▸ Short problem
A single number is the answer here: how many lines of the entries contain "Questions"?
-.-.-
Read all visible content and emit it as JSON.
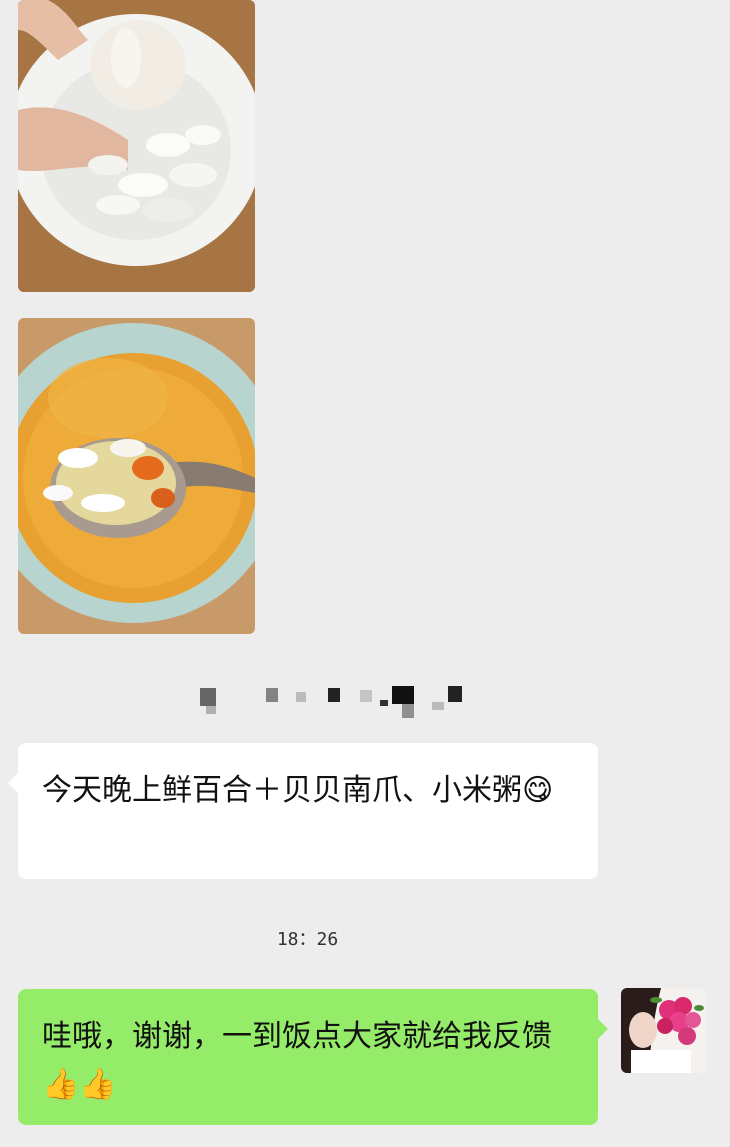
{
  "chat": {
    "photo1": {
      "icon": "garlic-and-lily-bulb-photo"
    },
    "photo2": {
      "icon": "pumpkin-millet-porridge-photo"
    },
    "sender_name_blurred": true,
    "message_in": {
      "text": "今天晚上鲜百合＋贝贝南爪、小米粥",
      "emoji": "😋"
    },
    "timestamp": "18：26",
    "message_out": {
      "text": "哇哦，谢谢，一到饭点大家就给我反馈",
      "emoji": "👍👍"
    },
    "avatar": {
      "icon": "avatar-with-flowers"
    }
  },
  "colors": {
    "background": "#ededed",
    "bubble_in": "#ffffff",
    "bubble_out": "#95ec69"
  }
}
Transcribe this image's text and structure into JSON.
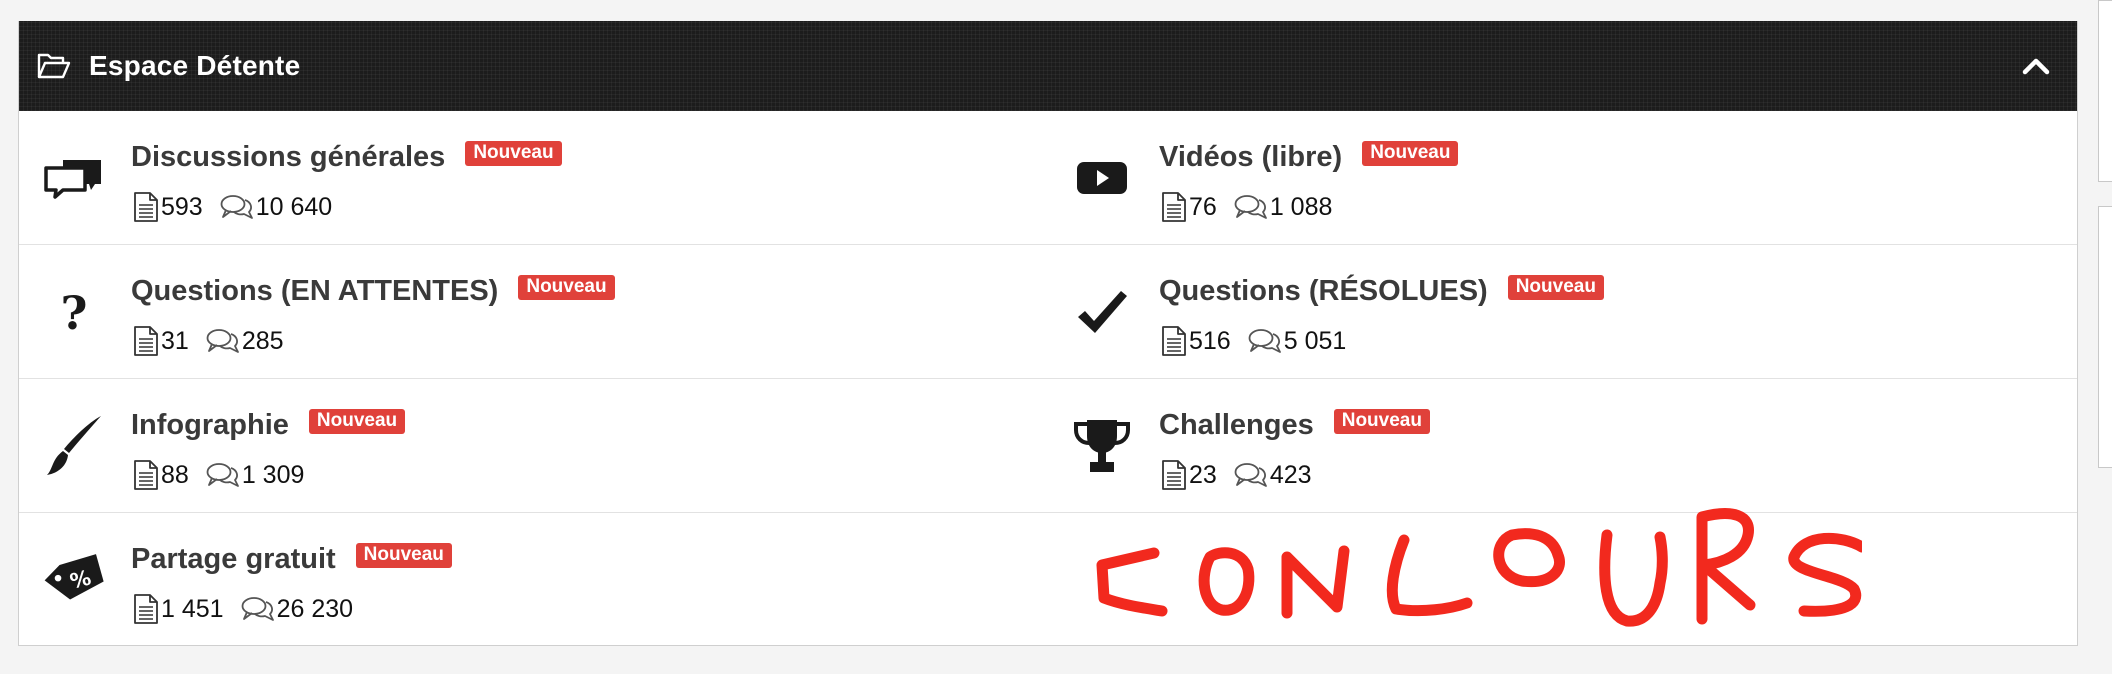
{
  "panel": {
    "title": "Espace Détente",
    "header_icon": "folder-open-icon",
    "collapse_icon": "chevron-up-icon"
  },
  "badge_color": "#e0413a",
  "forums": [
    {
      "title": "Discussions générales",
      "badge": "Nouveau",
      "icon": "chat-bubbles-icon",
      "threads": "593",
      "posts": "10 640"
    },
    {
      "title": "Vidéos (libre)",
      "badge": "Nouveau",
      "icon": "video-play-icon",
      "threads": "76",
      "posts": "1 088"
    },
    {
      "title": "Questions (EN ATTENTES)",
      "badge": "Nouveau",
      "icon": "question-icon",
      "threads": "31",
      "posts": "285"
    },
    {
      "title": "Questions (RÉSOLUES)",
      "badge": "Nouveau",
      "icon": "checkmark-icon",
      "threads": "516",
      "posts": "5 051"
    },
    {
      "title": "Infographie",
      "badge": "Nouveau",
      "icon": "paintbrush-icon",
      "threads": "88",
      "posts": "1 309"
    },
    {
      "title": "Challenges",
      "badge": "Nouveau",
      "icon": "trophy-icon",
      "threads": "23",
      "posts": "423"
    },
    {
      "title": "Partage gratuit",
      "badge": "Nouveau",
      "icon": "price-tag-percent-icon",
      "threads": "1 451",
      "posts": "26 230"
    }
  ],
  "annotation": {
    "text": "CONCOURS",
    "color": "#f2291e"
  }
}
-.-.-
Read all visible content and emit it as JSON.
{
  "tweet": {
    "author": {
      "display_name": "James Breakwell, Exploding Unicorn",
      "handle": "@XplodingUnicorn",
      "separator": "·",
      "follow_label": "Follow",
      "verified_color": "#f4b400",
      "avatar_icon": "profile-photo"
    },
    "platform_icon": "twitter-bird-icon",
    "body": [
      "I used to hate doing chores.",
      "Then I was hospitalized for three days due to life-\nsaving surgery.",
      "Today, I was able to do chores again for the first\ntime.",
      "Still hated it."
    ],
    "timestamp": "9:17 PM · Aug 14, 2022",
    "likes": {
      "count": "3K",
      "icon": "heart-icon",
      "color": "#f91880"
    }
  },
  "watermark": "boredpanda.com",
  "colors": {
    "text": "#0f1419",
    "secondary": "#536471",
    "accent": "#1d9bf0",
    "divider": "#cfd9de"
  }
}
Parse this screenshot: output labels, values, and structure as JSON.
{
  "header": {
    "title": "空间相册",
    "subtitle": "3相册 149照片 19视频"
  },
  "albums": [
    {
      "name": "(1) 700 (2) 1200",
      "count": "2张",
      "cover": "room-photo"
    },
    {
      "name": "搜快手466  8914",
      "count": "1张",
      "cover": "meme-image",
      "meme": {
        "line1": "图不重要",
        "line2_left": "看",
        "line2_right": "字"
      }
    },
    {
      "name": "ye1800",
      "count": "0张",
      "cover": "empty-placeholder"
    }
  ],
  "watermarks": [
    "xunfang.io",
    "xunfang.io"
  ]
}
-.-.-
▸ Correct result
2